**EXERCISE INSTRUCTIONS**
Extract the full listing below without altering a single character.

**Dataset records**

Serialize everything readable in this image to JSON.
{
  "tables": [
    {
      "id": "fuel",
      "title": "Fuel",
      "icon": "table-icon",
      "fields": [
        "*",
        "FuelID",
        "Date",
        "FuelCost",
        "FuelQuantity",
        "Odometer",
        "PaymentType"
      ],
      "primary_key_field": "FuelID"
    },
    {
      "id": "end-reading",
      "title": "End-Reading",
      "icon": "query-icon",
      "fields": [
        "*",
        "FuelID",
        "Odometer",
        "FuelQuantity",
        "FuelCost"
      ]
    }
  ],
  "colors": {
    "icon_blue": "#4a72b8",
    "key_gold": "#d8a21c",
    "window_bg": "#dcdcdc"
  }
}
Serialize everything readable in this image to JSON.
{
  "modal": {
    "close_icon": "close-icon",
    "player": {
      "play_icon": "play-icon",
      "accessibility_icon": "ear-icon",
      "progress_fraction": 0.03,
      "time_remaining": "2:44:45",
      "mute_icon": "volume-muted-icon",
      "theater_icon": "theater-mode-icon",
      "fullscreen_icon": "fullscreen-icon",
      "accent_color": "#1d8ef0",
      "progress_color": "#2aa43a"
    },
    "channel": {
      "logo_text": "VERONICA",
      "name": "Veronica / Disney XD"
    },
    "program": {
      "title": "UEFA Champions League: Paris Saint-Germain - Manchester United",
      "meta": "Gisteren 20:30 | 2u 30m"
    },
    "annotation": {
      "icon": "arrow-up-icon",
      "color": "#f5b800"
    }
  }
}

**COMPLETE OUTPUT**
Serialize everything readable in this image to JSON.
{
  "tables": [
    {
      "id": "fuel",
      "title": "Fuel",
      "icon": "table-icon",
      "fields": [
        "*",
        "FuelID",
        "Date",
        "FuelCost",
        "FuelQuantity",
        "Odometer",
        "PaymentType"
      ],
      "primary_key_field": "FuelID"
    },
    {
      "id": "end-reading",
      "title": "End-Reading",
      "icon": "query-icon",
      "fields": [
        "*",
        "FuelID",
        "Odometer",
        "FuelQuantity",
        "FuelCost"
      ]
    }
  ],
  "colors": {
    "icon_blue": "#4a72b8",
    "key_gold": "#d8a21c",
    "window_bg": "#dcdcdc"
  }
}
Serialize everything readable in this image to JSON.
{
  "modal": {
    "close_icon": "close-icon",
    "player": {
      "play_icon": "play-icon",
      "accessibility_icon": "ear-icon",
      "progress_fraction": 0.03,
      "time_remaining": "2:44:45",
      "mute_icon": "volume-muted-icon",
      "theater_icon": "theater-mode-icon",
      "fullscreen_icon": "fullscreen-icon",
      "accent_color": "#1d8ef0",
      "progress_color": "#2aa43a"
    },
    "channel": {
      "logo_text": "VERONICA",
      "name": "Veronica / Disney XD"
    },
    "program": {
      "title": "UEFA Champions League: Paris Saint-Germain - Manchester United",
      "meta": "Gisteren 20:30 | 2u 30m"
    },
    "annotation": {
      "icon": "arrow-up-icon",
      "color": "#f5b800"
    }
  }
}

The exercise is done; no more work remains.